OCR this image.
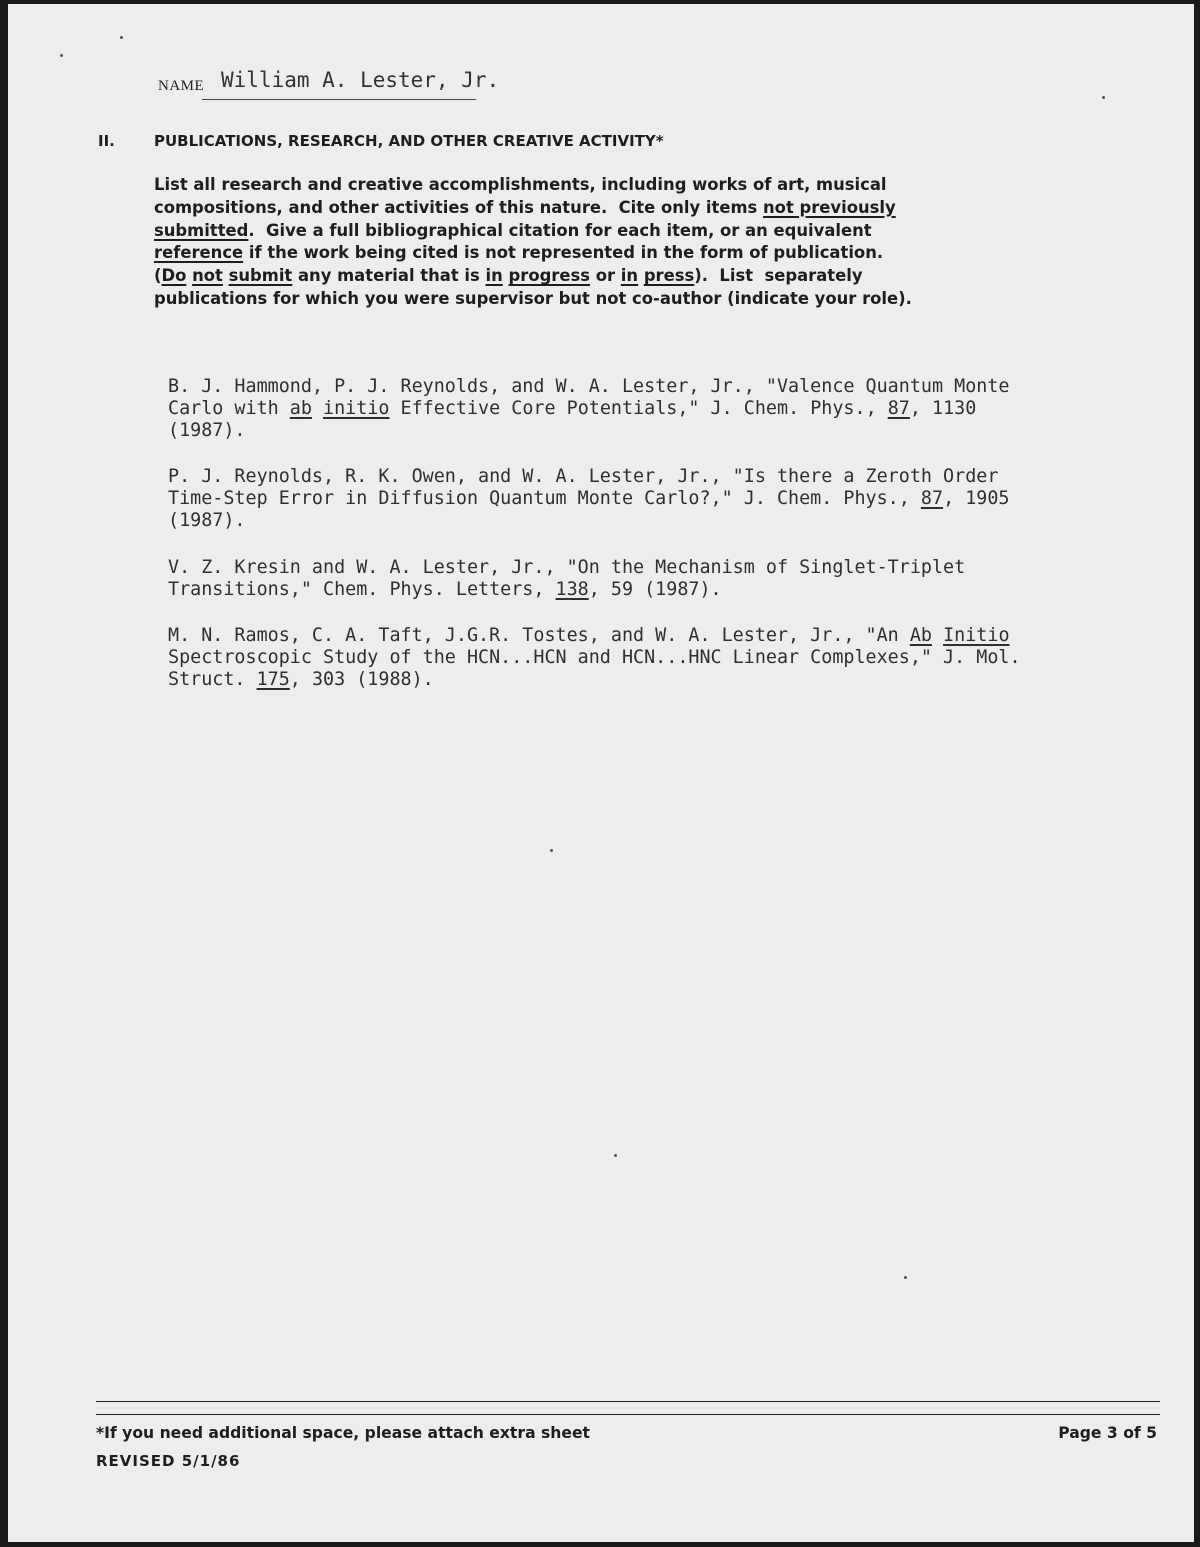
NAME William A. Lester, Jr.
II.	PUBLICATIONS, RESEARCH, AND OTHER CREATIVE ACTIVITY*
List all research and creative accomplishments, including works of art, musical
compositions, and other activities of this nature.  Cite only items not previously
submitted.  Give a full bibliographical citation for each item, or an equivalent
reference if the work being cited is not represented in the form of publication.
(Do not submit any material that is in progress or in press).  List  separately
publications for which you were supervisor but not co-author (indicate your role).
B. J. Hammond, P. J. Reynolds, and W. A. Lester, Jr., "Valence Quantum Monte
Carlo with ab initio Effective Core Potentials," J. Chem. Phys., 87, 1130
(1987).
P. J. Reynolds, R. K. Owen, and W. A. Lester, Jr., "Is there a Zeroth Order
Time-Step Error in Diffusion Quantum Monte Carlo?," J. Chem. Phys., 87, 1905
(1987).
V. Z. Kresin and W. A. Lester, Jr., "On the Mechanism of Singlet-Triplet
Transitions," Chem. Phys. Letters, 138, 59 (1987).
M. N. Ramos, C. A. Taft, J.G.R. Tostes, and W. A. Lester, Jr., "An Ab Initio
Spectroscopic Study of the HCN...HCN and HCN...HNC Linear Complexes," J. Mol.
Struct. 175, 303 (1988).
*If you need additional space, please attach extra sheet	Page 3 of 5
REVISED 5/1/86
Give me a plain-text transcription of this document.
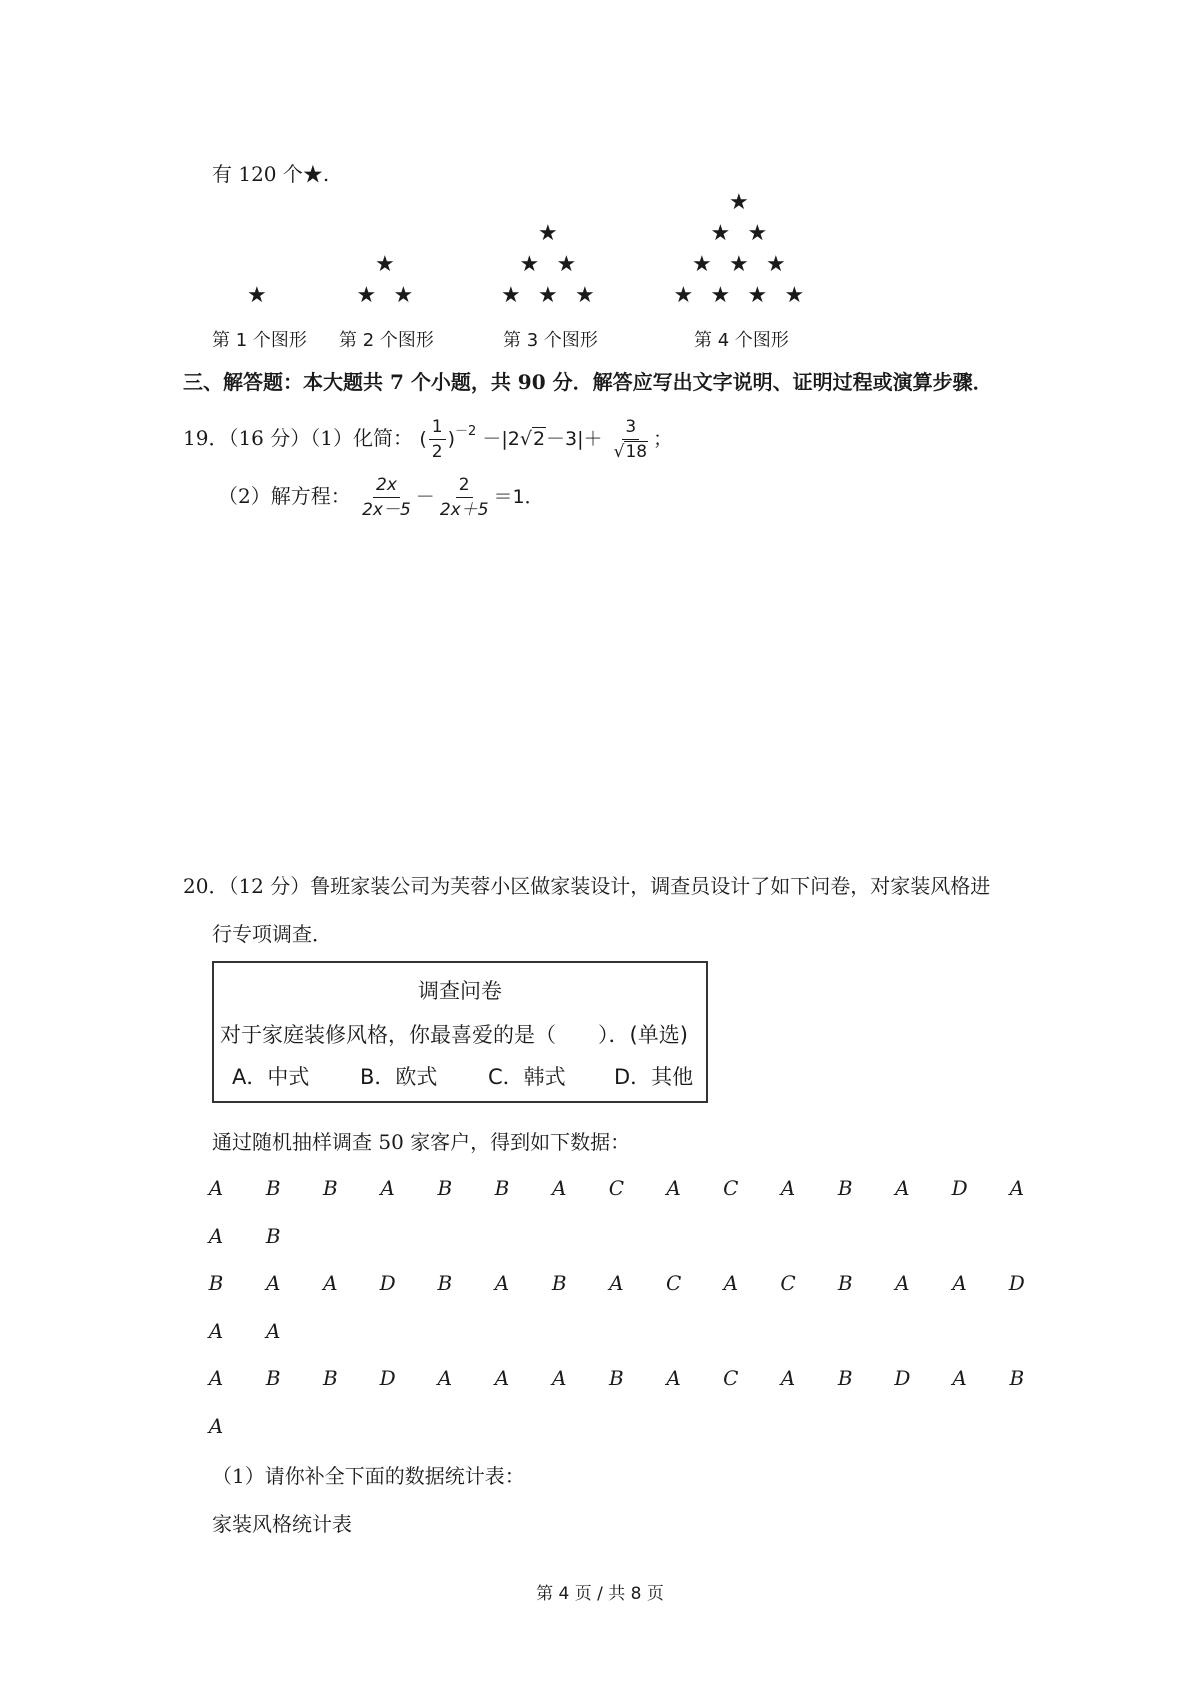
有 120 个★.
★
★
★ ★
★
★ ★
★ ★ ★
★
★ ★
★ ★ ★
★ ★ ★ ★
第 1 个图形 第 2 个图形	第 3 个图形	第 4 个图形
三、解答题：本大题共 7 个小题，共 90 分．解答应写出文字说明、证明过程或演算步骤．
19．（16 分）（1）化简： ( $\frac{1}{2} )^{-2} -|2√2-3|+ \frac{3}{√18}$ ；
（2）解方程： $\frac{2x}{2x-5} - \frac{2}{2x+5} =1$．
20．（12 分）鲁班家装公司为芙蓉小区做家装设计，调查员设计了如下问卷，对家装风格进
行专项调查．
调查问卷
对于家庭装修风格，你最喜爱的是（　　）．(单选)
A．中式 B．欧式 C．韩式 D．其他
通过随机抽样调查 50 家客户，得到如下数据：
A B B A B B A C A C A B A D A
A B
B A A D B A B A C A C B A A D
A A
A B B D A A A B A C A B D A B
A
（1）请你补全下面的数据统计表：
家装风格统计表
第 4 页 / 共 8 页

Job | Leave out the pictures and transcribe the entries above exactly.

Output for this task |
OCR this image.
NAME William A. Lester, Jr.
II.	PUBLICATIONS, RESEARCH, AND OTHER CREATIVE ACTIVITY*
List all research and creative accomplishments, including works of art, musical
compositions, and other activities of this nature.  Cite only items not previously
submitted.  Give a full bibliographical citation for each item, or an equivalent
reference if the work being cited is not represented in the form of publication.
(Do not submit any material that is in progress or in press).  List  separately
publications for which you were supervisor but not co-author (indicate your role).
B. J. Hammond, P. J. Reynolds, and W. A. Lester, Jr., "Valence Quantum Monte
Carlo with ab initio Effective Core Potentials," J. Chem. Phys., 87, 1130
(1987).
P. J. Reynolds, R. K. Owen, and W. A. Lester, Jr., "Is there a Zeroth Order
Time-Step Error in Diffusion Quantum Monte Carlo?," J. Chem. Phys., 87, 1905
(1987).
V. Z. Kresin and W. A. Lester, Jr., "On the Mechanism of Singlet-Triplet
Transitions," Chem. Phys. Letters, 138, 59 (1987).
M. N. Ramos, C. A. Taft, J.G.R. Tostes, and W. A. Lester, Jr., "An Ab Initio
Spectroscopic Study of the HCN...HCN and HCN...HNC Linear Complexes," J. Mol.
Struct. 175, 303 (1988).
*If you need additional space, please attach extra sheet	Page 3 of 5
REVISED 5/1/86
Give me a plain-text transcription of this document.
有 120 个★.
★
★
★ ★
★
★ ★
★ ★ ★
★
★ ★
★ ★ ★
★ ★ ★ ★
第 1 个图形 第 2 个图形	第 3 个图形	第 4 个图形
三、解答题：本大题共 7 个小题，共 90 分．解答应写出文字说明、证明过程或演算步骤．
19．（16 分）（1）化简： ( $\frac{1}{2} )^{-2} -|2√2-3|+ \frac{3}{√18}$ ；
（2）解方程： $\frac{2x}{2x-5} - \frac{2}{2x+5} =1$．
20．（12 分）鲁班家装公司为芙蓉小区做家装设计，调查员设计了如下问卷，对家装风格进
行专项调查．
调查问卷
对于家庭装修风格，你最喜爱的是（　　）．(单选)
A．中式 B．欧式 C．韩式 D．其他
通过随机抽样调查 50 家客户，得到如下数据：
A B B A B B A C A C A B A D A
A B
B A A D B A B A C A C B A A D
A A
A B B D A A A B A C A B D A B
A
（1）请你补全下面的数据统计表：
家装风格统计表
第 4 页 / 共 8 页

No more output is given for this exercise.